**SHORT TASK**
Take every line where the string "this" appears and copy it.

**DATA EXTRACT**
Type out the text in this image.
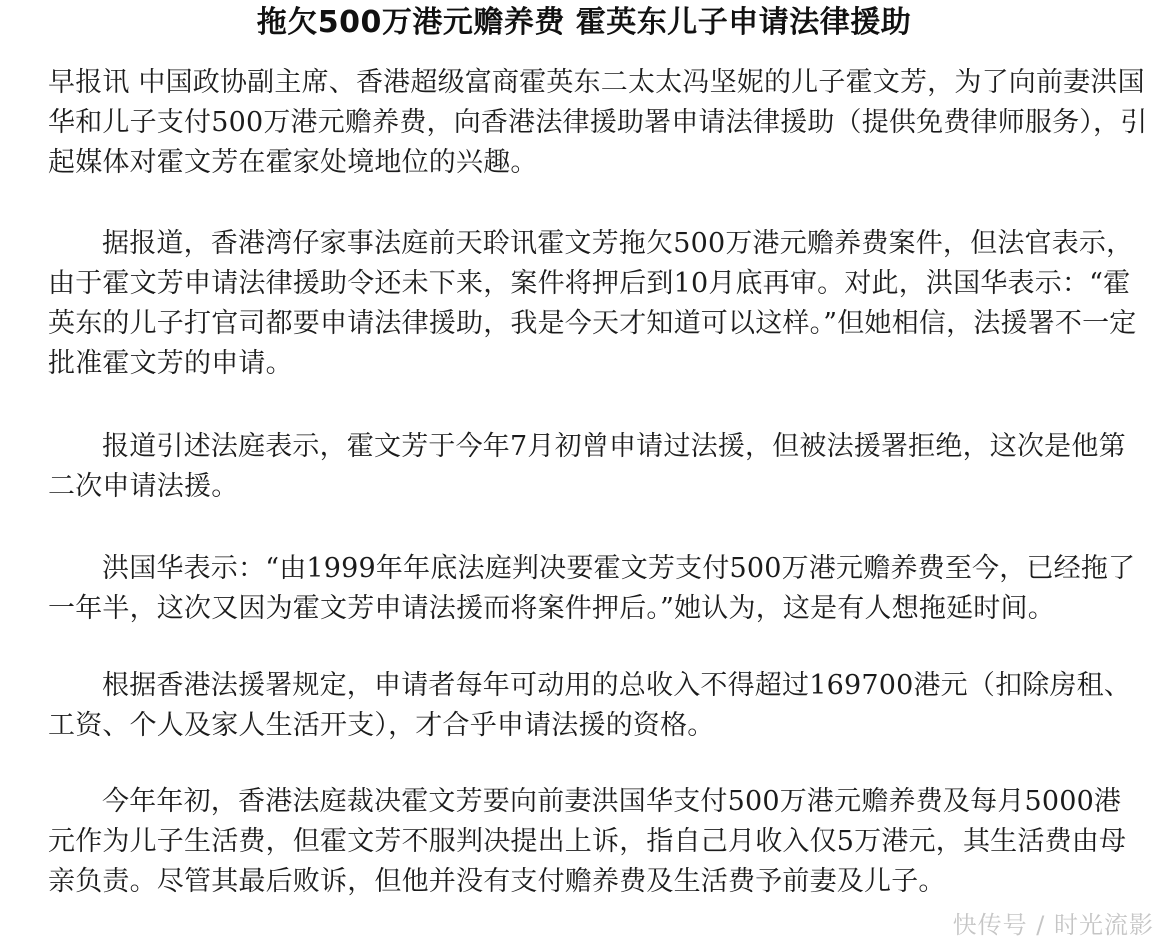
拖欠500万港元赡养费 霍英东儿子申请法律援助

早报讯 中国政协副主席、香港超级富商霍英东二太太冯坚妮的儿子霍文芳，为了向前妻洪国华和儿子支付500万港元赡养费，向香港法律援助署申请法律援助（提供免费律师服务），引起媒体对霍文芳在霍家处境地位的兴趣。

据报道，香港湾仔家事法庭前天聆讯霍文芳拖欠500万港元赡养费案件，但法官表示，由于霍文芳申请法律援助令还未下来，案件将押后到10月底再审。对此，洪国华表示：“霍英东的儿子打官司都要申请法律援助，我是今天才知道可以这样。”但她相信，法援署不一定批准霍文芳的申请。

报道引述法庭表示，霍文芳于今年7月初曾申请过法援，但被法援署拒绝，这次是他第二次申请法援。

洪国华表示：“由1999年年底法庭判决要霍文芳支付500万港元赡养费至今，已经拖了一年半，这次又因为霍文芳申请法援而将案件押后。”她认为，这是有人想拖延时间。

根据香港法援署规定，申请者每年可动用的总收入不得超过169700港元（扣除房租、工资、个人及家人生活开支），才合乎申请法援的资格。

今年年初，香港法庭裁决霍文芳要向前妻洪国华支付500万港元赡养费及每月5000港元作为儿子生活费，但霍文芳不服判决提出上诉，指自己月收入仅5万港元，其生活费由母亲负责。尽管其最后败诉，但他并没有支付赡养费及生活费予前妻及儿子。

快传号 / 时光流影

...

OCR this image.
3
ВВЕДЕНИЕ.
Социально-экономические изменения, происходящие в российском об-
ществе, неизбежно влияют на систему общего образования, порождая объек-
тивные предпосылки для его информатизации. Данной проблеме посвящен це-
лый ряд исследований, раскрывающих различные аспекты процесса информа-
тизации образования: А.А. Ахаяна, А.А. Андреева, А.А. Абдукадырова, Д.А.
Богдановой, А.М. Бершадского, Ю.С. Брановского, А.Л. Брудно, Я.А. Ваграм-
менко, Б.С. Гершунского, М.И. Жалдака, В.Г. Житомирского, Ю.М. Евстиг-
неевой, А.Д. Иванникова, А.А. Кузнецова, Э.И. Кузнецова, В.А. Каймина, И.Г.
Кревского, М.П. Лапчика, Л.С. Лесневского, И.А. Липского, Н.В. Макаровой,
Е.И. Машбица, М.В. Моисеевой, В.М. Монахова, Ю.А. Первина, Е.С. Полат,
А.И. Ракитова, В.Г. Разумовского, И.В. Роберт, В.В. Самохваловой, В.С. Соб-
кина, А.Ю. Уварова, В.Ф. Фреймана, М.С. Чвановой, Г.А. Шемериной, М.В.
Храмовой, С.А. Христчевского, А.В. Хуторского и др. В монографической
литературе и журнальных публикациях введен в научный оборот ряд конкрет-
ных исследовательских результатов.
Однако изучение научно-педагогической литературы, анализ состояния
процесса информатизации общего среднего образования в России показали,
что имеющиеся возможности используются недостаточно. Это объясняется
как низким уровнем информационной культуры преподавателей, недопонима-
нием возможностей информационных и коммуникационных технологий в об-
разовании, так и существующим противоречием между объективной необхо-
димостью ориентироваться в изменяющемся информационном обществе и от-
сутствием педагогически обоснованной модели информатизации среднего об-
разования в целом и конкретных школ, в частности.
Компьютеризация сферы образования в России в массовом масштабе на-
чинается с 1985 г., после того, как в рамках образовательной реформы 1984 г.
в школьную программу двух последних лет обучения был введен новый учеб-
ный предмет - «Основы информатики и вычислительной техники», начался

**EXPECTED ANSWER**
Type out the text in this image.
OCR this image.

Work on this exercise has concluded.